*What is needed*:
Lines containing the word "JSON" are to be counted; state their number and nothing further.

*Available records*:
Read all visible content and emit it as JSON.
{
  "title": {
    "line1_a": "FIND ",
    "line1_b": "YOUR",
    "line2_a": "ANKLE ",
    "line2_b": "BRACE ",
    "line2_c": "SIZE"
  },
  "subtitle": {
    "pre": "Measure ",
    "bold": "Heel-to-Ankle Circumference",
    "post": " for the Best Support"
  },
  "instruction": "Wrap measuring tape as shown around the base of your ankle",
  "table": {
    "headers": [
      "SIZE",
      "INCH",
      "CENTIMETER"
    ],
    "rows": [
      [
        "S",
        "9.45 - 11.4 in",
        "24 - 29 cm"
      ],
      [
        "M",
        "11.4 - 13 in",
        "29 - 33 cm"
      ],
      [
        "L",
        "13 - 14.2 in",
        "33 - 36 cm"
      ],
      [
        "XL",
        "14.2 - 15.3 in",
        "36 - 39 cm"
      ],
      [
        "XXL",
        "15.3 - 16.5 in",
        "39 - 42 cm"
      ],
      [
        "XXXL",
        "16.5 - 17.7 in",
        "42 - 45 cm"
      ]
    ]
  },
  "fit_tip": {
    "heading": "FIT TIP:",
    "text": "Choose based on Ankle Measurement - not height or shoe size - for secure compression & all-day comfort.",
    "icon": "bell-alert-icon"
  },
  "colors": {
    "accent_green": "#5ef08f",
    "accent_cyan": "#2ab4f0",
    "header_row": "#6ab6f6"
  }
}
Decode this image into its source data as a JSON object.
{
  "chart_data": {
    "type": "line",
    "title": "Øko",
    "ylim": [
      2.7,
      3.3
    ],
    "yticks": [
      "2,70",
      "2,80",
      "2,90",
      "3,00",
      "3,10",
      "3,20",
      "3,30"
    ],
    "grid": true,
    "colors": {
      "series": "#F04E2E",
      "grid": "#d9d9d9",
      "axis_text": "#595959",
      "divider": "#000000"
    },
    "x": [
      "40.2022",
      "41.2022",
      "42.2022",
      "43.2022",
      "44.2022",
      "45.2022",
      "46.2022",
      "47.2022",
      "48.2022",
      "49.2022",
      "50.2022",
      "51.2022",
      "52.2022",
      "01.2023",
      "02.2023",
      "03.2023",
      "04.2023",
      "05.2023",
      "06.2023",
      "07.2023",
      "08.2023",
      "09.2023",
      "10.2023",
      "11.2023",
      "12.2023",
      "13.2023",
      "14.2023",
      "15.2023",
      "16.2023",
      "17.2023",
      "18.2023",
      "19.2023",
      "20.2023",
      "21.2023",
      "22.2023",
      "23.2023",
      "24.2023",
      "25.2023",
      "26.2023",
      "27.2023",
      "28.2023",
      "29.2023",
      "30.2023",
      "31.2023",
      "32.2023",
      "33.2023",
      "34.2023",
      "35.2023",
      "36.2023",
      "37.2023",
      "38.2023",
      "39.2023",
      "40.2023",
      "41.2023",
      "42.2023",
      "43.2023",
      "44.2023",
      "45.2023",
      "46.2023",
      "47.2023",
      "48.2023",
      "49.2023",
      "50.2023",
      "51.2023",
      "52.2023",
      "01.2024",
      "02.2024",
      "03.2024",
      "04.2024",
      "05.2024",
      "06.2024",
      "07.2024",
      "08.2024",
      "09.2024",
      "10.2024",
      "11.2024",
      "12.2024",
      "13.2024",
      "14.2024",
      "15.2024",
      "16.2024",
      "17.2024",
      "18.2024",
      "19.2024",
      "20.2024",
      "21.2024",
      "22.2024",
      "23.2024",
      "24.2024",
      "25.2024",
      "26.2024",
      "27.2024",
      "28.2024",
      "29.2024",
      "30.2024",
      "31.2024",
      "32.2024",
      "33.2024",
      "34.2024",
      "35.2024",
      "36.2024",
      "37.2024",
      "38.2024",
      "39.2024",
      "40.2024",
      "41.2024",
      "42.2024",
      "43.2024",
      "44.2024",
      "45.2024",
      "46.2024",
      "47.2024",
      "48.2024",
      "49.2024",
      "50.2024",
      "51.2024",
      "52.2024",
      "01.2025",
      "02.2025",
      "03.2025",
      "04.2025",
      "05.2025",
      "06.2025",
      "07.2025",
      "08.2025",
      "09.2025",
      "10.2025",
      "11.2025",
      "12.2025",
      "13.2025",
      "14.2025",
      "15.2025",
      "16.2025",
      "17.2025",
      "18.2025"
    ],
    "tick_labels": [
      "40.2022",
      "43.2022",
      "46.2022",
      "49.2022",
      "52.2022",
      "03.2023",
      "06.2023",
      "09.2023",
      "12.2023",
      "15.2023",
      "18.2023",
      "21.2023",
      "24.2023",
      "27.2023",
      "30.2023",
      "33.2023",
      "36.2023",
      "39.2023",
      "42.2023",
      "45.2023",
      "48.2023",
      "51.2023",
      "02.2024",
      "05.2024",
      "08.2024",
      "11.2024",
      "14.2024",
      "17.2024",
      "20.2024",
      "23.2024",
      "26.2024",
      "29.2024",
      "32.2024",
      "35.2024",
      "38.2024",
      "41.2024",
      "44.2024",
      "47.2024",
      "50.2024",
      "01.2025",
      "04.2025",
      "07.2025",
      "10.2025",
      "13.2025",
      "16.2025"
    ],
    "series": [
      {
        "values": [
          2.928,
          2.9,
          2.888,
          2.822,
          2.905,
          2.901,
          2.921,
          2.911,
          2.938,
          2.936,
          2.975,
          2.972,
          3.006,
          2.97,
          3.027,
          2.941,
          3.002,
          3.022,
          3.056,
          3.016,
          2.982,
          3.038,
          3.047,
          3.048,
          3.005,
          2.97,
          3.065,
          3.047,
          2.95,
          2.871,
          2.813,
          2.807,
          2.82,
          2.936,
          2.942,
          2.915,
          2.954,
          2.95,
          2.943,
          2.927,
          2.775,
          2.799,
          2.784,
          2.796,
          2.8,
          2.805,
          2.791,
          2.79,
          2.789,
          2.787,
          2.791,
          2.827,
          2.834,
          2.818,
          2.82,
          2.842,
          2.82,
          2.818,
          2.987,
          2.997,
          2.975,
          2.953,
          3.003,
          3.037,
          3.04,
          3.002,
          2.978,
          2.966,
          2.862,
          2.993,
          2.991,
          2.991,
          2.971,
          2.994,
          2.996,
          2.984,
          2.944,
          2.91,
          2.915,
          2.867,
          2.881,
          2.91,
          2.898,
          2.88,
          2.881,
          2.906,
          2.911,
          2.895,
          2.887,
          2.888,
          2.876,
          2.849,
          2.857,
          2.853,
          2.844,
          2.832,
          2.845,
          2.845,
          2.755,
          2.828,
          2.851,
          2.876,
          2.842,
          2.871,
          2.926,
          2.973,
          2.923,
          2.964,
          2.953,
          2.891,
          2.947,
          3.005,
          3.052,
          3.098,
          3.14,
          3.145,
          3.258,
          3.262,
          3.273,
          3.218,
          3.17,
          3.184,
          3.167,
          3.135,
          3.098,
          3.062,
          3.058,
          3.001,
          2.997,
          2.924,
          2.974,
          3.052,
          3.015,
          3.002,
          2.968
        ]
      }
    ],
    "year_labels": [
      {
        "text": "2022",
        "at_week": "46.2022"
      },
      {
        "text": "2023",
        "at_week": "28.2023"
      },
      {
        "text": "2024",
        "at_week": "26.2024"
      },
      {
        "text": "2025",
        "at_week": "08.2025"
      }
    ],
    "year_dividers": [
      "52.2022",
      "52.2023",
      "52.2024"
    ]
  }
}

*The result*:
2